[START OF Supplied information]

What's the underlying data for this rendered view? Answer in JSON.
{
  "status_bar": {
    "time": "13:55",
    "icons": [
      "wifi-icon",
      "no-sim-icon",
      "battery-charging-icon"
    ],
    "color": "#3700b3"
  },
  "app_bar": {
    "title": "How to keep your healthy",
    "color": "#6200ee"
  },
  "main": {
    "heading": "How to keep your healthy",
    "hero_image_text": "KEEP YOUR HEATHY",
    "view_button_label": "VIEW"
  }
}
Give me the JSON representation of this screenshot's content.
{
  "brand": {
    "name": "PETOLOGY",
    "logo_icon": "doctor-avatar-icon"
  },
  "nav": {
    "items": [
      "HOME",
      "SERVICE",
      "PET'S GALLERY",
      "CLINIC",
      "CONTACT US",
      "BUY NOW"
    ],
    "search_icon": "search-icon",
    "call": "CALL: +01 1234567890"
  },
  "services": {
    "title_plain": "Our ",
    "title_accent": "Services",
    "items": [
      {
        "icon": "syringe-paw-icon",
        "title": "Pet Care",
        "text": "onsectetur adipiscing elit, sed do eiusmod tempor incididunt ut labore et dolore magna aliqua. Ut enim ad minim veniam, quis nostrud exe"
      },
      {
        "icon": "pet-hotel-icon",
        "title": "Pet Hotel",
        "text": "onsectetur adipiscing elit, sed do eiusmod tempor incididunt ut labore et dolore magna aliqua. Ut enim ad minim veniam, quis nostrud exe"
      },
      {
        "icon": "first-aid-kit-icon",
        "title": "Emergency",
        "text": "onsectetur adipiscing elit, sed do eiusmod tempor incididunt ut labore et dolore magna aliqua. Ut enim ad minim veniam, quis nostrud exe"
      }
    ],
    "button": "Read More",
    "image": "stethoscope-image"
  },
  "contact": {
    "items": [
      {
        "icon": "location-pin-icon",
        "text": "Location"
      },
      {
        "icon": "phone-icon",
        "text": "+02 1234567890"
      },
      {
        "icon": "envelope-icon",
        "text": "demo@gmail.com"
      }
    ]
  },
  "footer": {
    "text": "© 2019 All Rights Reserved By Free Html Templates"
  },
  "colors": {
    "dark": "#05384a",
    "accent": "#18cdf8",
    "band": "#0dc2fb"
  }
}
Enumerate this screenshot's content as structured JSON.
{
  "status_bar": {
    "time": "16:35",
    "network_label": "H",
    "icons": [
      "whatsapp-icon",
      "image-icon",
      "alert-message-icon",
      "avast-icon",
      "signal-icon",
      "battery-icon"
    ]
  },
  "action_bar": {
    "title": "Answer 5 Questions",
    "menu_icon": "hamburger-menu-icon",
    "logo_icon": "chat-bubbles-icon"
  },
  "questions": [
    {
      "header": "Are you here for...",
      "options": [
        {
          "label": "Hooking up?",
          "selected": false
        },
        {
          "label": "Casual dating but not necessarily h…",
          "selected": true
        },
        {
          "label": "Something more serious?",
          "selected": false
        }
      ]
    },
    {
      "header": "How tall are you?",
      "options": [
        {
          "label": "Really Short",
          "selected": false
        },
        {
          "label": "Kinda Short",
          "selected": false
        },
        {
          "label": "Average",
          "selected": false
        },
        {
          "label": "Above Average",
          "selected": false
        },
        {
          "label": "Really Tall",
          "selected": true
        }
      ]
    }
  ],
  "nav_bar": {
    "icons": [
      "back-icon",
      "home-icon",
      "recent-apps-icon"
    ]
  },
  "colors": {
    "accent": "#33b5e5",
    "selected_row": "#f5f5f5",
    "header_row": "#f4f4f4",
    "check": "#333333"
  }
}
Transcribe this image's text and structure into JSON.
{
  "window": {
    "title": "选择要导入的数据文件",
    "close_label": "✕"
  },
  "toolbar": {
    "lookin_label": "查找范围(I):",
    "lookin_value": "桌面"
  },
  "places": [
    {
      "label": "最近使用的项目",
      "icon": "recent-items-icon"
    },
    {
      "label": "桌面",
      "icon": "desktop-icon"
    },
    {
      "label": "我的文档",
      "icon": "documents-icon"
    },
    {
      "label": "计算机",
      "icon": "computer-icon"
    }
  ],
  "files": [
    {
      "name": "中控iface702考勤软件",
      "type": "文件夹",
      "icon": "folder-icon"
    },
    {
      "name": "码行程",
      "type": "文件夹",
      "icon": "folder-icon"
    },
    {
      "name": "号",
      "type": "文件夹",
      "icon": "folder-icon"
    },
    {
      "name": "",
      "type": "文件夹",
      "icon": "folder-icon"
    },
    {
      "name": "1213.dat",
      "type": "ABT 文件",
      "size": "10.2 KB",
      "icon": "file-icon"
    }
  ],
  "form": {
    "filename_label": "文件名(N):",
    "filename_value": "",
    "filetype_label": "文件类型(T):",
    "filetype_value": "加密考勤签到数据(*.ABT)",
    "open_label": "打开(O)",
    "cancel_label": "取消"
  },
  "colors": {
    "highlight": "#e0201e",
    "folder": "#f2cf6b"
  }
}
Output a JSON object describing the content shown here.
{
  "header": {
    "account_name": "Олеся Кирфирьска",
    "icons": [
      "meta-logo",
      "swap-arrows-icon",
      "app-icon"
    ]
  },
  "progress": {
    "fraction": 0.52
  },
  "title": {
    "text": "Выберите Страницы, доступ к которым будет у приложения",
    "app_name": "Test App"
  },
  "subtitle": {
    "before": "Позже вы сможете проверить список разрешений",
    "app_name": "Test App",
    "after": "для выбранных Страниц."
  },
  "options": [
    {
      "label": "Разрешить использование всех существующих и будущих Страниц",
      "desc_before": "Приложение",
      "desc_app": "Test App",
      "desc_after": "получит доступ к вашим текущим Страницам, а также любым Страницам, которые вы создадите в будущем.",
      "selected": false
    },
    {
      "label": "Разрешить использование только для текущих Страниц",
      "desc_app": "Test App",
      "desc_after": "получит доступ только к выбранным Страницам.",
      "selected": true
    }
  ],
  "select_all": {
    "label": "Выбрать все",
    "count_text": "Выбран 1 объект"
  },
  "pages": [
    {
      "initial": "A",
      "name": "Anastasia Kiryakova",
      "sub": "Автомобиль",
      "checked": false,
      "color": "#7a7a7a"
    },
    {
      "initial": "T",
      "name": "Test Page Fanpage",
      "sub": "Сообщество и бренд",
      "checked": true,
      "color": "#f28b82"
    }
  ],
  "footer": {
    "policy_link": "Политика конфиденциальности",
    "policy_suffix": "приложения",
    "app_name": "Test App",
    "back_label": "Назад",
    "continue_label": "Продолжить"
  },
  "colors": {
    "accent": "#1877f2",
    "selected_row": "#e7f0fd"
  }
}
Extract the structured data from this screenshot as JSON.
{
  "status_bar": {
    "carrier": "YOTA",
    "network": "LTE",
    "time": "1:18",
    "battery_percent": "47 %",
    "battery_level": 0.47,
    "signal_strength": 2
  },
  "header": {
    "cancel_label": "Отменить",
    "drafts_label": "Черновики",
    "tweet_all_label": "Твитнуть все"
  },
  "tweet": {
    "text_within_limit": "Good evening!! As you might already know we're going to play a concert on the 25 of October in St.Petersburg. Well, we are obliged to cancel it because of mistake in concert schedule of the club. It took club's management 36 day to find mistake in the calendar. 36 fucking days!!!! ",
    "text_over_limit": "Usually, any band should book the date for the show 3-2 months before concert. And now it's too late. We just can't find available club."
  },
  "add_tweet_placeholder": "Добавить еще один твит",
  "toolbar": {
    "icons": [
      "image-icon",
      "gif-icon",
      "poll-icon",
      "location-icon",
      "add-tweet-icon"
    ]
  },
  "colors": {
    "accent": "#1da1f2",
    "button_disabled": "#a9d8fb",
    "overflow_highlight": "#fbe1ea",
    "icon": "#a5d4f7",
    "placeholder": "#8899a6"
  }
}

[END OF Supplied information]

◆ Given request
Find the lines holding "true" and list every one.

◆ Response to the exercise
          "selected": true
          "selected": true
      "selected": true
      "checked": true,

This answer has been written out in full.